EXERCISE DIRECTIONS:
Go through the entries below and retype them exactly, omitting each picture.

## start RECORDS FOR THE EXERCISE

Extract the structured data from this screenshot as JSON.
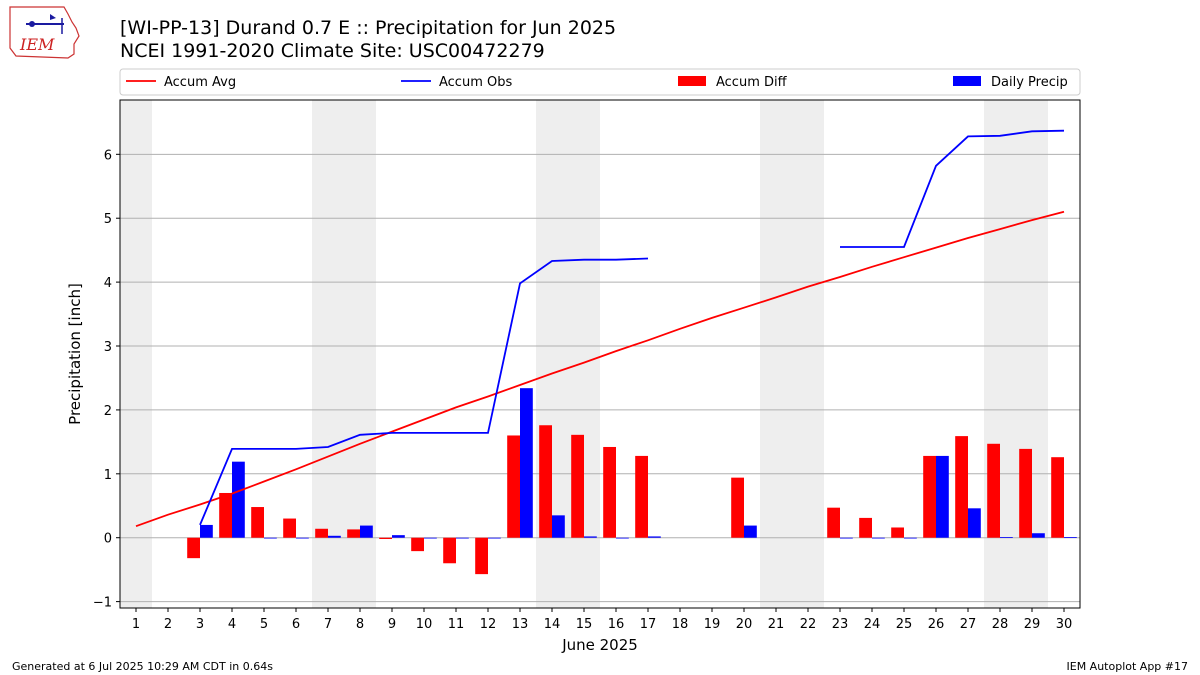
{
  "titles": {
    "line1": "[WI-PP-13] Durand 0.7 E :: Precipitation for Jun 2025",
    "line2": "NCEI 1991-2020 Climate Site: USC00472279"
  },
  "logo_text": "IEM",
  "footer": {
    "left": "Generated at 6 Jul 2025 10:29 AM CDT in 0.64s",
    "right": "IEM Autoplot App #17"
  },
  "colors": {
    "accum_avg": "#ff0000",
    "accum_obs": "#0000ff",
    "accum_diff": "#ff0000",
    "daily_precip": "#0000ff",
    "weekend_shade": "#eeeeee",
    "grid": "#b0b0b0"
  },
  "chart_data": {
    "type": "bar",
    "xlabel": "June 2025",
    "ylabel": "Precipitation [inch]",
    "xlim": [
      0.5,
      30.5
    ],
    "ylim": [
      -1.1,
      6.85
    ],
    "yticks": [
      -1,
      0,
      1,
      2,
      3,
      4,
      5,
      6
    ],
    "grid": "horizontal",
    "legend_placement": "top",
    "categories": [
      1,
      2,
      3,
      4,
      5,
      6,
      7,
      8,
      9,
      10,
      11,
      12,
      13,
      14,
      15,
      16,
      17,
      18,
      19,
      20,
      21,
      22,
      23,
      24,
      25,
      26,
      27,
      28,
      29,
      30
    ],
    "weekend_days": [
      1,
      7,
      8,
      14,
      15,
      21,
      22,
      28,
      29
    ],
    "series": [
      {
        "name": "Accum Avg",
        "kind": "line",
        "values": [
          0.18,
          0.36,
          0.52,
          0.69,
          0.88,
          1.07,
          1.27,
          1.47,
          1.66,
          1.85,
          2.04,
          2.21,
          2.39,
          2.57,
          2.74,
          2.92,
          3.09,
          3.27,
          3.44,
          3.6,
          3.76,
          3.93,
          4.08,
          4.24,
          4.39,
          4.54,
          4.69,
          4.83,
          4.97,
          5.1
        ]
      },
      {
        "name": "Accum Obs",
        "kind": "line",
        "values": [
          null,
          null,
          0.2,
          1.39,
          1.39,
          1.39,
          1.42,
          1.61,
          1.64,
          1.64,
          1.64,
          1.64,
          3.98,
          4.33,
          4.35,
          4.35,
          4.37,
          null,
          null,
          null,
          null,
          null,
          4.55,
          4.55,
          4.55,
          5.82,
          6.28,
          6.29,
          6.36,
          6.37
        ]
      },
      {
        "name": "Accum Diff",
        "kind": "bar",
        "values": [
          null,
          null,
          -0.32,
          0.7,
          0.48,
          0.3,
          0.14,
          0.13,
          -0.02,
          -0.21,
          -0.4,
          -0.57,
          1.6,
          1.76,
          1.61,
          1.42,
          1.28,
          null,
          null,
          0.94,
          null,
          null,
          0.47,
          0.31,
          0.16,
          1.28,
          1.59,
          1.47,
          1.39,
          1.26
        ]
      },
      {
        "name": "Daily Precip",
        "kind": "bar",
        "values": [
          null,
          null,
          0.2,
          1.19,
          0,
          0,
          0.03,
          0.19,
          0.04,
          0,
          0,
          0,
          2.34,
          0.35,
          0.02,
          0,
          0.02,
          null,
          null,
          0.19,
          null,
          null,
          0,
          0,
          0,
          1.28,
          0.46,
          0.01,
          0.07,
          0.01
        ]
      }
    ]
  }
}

## end RECORDS FOR THE EXERCISE

REPLY:
Extract the structured data from this screenshot as JSON.
{
  "titles": {
    "line1": "[WI-PP-13] Durand 0.7 E :: Precipitation for Jun 2025",
    "line2": "NCEI 1991-2020 Climate Site: USC00472279"
  },
  "logo_text": "IEM",
  "footer": {
    "left": "Generated at 6 Jul 2025 10:29 AM CDT in 0.64s",
    "right": "IEM Autoplot App #17"
  },
  "colors": {
    "accum_avg": "#ff0000",
    "accum_obs": "#0000ff",
    "accum_diff": "#ff0000",
    "daily_precip": "#0000ff",
    "weekend_shade": "#eeeeee",
    "grid": "#b0b0b0"
  },
  "chart_data": {
    "type": "bar",
    "xlabel": "June 2025",
    "ylabel": "Precipitation [inch]",
    "xlim": [
      0.5,
      30.5
    ],
    "ylim": [
      -1.1,
      6.85
    ],
    "yticks": [
      -1,
      0,
      1,
      2,
      3,
      4,
      5,
      6
    ],
    "grid": "horizontal",
    "legend_placement": "top",
    "categories": [
      1,
      2,
      3,
      4,
      5,
      6,
      7,
      8,
      9,
      10,
      11,
      12,
      13,
      14,
      15,
      16,
      17,
      18,
      19,
      20,
      21,
      22,
      23,
      24,
      25,
      26,
      27,
      28,
      29,
      30
    ],
    "weekend_days": [
      1,
      7,
      8,
      14,
      15,
      21,
      22,
      28,
      29
    ],
    "series": [
      {
        "name": "Accum Avg",
        "kind": "line",
        "values": [
          0.18,
          0.36,
          0.52,
          0.69,
          0.88,
          1.07,
          1.27,
          1.47,
          1.66,
          1.85,
          2.04,
          2.21,
          2.39,
          2.57,
          2.74,
          2.92,
          3.09,
          3.27,
          3.44,
          3.6,
          3.76,
          3.93,
          4.08,
          4.24,
          4.39,
          4.54,
          4.69,
          4.83,
          4.97,
          5.1
        ]
      },
      {
        "name": "Accum Obs",
        "kind": "line",
        "values": [
          null,
          null,
          0.2,
          1.39,
          1.39,
          1.39,
          1.42,
          1.61,
          1.64,
          1.64,
          1.64,
          1.64,
          3.98,
          4.33,
          4.35,
          4.35,
          4.37,
          null,
          null,
          null,
          null,
          null,
          4.55,
          4.55,
          4.55,
          5.82,
          6.28,
          6.29,
          6.36,
          6.37
        ]
      },
      {
        "name": "Accum Diff",
        "kind": "bar",
        "values": [
          null,
          null,
          -0.32,
          0.7,
          0.48,
          0.3,
          0.14,
          0.13,
          -0.02,
          -0.21,
          -0.4,
          -0.57,
          1.6,
          1.76,
          1.61,
          1.42,
          1.28,
          null,
          null,
          0.94,
          null,
          null,
          0.47,
          0.31,
          0.16,
          1.28,
          1.59,
          1.47,
          1.39,
          1.26
        ]
      },
      {
        "name": "Daily Precip",
        "kind": "bar",
        "values": [
          null,
          null,
          0.2,
          1.19,
          0,
          0,
          0.03,
          0.19,
          0.04,
          0,
          0,
          0,
          2.34,
          0.35,
          0.02,
          0,
          0.02,
          null,
          null,
          0.19,
          null,
          null,
          0,
          0,
          0,
          1.28,
          0.46,
          0.01,
          0.07,
          0.01
        ]
      }
    ]
  }
}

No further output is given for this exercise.